[Collected data]

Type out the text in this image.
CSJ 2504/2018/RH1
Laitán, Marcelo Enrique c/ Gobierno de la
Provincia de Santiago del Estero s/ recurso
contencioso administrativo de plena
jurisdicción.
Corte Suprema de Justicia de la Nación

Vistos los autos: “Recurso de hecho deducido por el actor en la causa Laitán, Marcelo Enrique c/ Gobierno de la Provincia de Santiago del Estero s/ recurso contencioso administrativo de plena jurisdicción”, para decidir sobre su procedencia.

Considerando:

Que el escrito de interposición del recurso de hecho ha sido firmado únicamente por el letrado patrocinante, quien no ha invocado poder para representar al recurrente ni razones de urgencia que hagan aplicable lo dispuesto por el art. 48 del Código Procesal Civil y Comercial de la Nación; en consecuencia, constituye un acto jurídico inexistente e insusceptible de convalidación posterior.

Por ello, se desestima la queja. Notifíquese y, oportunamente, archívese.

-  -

---

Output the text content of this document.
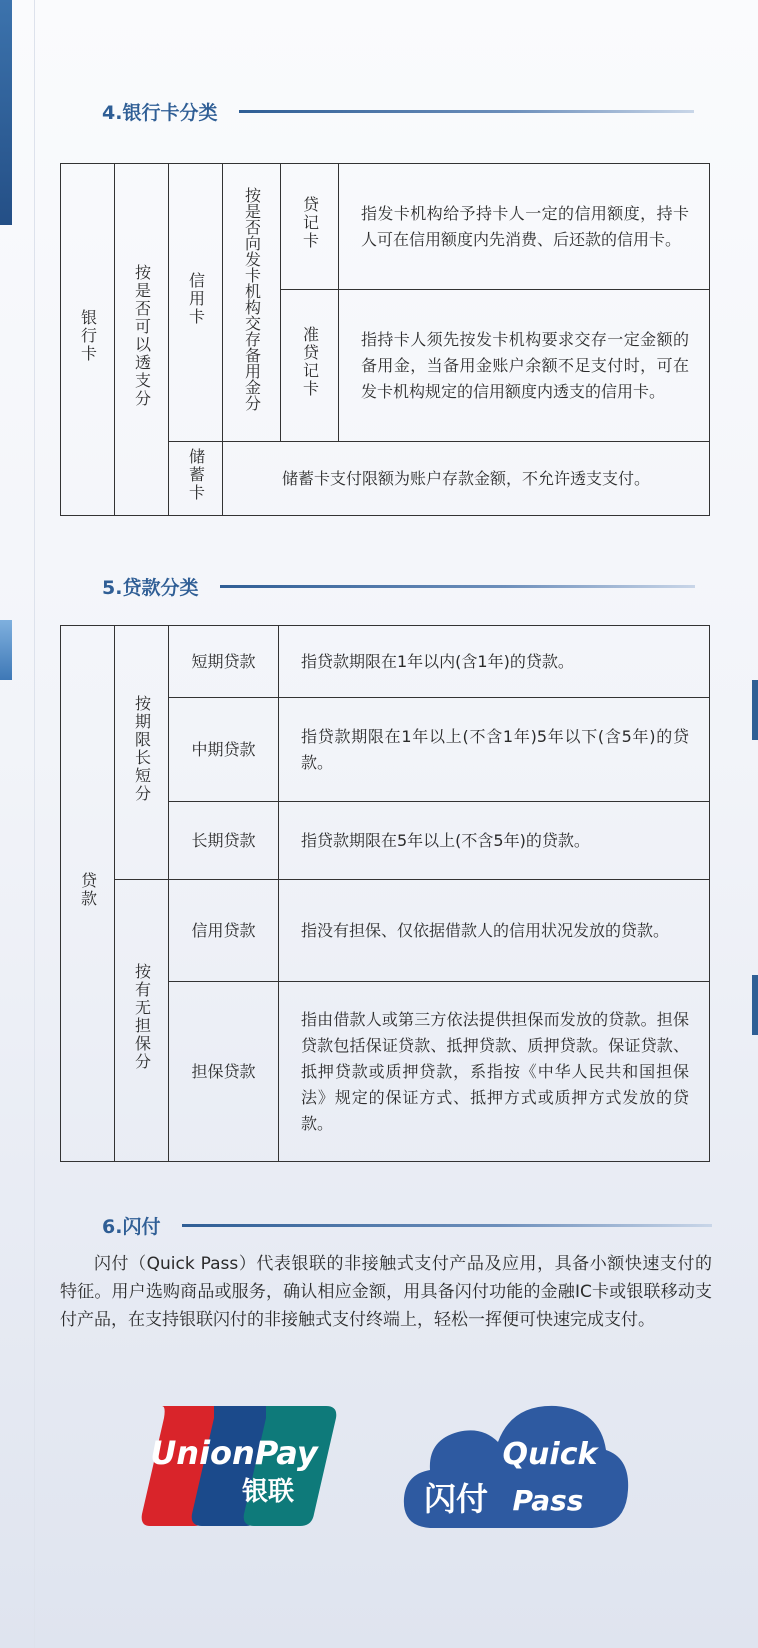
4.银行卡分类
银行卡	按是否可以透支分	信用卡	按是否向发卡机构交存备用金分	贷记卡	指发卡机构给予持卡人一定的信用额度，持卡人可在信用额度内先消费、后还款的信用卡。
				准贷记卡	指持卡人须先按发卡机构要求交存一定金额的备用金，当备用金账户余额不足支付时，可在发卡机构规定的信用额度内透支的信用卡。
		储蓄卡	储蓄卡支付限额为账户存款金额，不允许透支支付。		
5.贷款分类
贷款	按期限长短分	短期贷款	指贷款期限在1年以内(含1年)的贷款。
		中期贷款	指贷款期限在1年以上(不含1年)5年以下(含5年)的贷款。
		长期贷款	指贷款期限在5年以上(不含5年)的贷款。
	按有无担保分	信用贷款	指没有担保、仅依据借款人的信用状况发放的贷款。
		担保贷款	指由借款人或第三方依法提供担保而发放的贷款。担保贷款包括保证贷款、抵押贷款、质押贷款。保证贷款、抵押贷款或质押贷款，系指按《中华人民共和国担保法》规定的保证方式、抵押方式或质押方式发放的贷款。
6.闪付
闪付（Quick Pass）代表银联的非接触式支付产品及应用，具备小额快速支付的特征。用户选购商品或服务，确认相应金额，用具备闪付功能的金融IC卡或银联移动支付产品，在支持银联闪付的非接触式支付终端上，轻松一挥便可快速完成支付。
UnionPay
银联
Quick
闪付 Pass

STATED TASK: Give only the number of lines in the listing above that include the string "plena".

RESULT OF THE EXERCISE: 2